Stored items:
· · · ·
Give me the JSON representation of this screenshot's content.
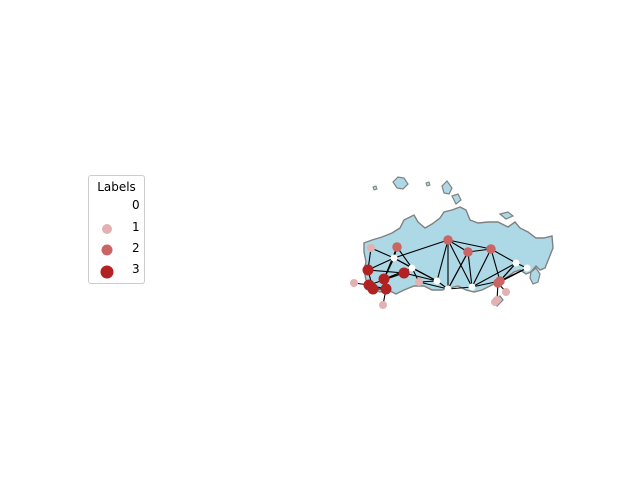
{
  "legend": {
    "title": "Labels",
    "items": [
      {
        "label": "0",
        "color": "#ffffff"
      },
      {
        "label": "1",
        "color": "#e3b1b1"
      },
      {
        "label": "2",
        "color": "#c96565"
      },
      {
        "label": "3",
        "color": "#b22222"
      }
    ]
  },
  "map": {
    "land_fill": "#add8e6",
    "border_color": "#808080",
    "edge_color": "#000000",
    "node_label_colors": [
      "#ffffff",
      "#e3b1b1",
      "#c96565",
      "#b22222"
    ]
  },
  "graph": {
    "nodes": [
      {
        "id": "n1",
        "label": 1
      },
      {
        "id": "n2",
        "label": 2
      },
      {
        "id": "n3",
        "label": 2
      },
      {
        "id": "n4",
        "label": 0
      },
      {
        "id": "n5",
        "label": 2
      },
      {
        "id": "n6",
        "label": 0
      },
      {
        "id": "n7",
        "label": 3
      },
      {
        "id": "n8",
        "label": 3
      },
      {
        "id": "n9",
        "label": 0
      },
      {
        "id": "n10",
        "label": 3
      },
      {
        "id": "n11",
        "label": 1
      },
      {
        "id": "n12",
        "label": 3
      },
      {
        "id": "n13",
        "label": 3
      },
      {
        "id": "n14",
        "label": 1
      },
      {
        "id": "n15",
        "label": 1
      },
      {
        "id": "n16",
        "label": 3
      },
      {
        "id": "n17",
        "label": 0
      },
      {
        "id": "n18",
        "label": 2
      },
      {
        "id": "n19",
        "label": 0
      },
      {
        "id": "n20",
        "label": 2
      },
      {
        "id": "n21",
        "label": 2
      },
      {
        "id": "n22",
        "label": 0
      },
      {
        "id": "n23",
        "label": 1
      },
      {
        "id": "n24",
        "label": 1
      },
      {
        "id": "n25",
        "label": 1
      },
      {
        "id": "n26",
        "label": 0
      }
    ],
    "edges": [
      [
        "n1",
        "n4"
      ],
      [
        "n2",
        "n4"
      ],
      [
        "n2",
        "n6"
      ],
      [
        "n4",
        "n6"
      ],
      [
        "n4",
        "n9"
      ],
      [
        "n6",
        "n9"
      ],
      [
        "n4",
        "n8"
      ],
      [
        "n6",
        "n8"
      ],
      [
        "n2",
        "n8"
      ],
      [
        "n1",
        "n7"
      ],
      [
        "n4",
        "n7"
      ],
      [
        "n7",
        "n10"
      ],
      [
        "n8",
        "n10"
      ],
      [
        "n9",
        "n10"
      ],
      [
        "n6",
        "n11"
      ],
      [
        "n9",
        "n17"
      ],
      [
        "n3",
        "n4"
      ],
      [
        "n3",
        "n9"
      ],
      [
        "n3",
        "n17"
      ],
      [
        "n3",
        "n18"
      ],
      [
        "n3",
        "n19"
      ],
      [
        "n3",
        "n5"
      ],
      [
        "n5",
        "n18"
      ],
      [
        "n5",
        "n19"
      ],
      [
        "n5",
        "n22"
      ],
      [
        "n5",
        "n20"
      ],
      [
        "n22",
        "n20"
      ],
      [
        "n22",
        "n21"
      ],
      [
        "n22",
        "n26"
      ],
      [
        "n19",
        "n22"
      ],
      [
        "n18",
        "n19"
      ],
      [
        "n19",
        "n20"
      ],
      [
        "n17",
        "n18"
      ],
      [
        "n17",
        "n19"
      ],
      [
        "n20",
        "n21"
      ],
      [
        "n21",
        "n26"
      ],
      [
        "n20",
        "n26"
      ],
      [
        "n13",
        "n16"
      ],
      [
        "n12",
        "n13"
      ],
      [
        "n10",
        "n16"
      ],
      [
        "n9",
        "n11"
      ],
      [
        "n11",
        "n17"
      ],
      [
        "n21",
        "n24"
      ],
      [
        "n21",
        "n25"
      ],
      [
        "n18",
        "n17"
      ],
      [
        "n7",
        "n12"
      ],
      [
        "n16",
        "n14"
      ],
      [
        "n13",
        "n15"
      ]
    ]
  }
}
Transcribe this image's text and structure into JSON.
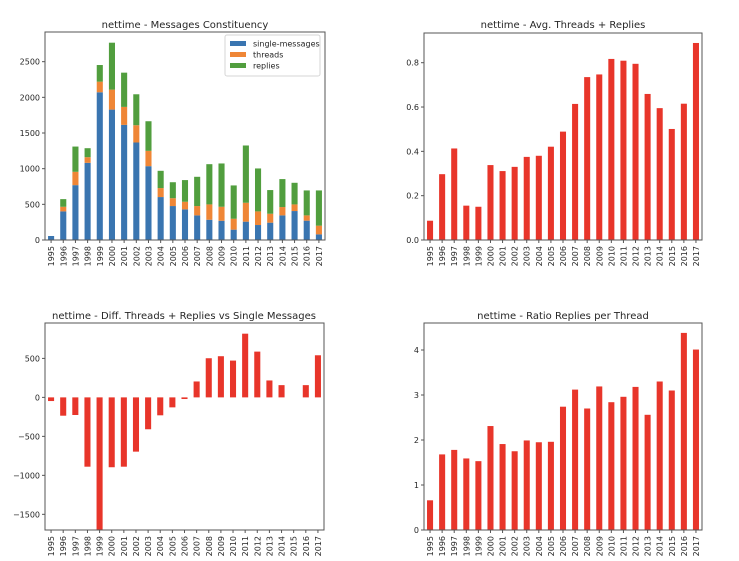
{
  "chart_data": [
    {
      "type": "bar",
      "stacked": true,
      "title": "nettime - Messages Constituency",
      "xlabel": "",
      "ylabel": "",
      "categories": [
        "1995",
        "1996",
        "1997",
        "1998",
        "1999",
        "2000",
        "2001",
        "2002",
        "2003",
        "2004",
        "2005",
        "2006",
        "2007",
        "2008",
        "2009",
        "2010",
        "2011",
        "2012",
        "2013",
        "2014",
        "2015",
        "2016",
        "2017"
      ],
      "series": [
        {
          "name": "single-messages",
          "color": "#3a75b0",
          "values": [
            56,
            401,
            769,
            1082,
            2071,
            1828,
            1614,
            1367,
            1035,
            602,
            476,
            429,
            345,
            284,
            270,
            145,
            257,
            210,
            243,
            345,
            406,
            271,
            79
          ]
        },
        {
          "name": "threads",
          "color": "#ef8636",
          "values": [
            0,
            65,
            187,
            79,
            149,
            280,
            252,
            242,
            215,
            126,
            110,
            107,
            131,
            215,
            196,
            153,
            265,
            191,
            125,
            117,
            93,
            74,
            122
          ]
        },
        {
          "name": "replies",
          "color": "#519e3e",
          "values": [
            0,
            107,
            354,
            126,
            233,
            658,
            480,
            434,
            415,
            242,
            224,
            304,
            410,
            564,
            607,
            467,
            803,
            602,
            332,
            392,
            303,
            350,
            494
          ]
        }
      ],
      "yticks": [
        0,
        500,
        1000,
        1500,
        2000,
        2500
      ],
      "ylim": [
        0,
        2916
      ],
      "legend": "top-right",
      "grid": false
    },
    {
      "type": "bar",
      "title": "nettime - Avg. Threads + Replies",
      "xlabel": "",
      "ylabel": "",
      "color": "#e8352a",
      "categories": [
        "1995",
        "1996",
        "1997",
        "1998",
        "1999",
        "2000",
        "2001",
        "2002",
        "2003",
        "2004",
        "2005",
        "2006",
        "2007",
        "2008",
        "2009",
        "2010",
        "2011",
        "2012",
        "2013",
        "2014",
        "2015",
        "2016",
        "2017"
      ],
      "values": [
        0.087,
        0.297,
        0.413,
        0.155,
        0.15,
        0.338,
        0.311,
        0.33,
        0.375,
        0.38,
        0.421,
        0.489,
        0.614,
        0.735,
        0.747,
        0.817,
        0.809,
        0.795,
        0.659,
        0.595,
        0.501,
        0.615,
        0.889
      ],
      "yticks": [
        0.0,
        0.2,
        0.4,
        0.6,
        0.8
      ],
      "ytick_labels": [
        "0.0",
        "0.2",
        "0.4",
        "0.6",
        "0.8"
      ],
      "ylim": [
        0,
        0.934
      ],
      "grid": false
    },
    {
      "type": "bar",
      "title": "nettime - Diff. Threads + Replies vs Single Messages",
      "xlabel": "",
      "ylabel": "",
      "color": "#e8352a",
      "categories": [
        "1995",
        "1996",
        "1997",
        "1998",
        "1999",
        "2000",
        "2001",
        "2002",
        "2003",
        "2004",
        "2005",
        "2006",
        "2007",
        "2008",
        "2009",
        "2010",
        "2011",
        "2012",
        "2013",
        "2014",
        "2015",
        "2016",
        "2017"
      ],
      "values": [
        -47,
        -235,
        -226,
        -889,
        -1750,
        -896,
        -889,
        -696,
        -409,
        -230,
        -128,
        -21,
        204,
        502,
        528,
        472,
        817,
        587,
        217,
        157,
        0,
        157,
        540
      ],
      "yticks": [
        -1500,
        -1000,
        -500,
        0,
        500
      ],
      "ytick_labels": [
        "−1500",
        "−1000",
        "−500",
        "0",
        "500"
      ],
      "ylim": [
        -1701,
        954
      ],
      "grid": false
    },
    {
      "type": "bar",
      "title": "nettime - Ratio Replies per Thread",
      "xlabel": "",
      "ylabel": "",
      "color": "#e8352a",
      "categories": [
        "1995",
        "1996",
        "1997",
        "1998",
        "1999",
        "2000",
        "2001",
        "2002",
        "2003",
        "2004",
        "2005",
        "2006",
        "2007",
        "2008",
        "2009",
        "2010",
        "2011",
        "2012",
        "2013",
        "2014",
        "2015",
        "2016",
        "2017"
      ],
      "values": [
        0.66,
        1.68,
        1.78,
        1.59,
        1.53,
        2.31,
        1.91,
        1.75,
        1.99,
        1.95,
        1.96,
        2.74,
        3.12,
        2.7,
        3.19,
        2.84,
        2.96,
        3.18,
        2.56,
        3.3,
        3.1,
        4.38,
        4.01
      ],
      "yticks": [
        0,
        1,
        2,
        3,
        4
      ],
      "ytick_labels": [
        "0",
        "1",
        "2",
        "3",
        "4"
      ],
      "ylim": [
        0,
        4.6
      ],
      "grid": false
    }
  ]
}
· · · ·
| Exercise brief |
Read the data above. Pull out each line in which the string "title" appears.

| Solution for this task |
    "title": "Labels",
      "title": "nettime - Messages Constituency",
      "title": "nettime - Avg. Threads + Replies",
      "title": "nettime - Diff. Threads + Replies vs Single Messages",
      "title": "nettime - Ratio Replies per Thread",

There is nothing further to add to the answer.